== TASK DETAILS ==
Lines containing "SRMTID" are to be counted. Give the number and nothing more.

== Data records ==
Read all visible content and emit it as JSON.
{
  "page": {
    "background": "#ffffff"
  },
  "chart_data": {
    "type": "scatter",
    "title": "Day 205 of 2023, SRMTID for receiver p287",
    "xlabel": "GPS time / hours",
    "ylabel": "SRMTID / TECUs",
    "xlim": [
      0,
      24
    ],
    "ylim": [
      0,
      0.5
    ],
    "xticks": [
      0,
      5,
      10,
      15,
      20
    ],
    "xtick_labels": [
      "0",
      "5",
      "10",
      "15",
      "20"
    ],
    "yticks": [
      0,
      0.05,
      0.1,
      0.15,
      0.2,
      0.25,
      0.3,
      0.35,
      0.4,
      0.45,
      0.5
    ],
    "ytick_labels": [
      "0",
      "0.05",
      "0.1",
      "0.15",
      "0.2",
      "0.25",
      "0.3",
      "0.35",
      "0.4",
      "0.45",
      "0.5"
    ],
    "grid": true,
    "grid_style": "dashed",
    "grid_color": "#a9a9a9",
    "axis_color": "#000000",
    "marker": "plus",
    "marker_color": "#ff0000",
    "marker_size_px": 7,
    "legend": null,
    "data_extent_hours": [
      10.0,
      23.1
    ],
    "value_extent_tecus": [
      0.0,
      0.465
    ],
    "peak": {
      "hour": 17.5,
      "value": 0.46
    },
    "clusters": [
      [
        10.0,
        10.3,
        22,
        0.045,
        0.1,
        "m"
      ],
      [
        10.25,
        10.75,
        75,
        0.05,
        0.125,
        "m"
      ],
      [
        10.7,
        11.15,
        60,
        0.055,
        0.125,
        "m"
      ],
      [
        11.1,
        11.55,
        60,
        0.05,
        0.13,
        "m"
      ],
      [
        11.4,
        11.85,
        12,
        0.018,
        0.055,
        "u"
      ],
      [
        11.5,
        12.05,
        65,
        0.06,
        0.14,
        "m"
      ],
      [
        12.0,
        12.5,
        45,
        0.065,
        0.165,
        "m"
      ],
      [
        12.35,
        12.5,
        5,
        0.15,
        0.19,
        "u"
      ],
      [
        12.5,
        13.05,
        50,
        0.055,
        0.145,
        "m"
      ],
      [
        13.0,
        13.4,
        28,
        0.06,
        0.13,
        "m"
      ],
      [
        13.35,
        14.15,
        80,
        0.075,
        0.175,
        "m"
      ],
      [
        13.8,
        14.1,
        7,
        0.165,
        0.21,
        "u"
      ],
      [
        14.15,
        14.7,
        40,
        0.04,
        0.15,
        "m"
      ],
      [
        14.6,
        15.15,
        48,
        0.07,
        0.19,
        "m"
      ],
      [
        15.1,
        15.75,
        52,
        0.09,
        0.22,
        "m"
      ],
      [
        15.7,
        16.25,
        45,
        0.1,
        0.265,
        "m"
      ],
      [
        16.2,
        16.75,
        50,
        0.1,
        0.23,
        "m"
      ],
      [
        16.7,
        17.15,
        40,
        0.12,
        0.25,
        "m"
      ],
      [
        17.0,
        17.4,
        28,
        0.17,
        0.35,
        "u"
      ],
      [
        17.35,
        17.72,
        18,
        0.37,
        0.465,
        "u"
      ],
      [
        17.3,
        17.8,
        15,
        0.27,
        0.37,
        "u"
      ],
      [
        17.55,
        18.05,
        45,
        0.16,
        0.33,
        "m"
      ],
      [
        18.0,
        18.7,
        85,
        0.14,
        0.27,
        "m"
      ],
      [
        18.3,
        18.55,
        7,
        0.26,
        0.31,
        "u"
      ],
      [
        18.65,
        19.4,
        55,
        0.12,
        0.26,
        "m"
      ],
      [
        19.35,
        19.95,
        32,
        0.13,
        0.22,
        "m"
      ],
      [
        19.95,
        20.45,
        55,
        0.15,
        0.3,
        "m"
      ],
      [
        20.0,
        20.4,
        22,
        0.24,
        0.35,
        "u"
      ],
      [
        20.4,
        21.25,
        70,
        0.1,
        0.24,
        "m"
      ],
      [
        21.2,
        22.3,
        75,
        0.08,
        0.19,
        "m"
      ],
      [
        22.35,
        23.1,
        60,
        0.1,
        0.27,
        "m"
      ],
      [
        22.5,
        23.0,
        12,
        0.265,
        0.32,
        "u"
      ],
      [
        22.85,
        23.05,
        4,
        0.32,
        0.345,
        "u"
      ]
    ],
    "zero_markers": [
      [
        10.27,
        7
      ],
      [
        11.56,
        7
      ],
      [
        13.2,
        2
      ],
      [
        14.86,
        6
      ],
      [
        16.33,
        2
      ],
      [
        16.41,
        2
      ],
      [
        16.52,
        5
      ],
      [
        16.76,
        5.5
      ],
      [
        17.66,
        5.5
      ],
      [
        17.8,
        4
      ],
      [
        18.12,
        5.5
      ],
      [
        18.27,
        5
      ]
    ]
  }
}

== REPLY TO THE TASK ==
2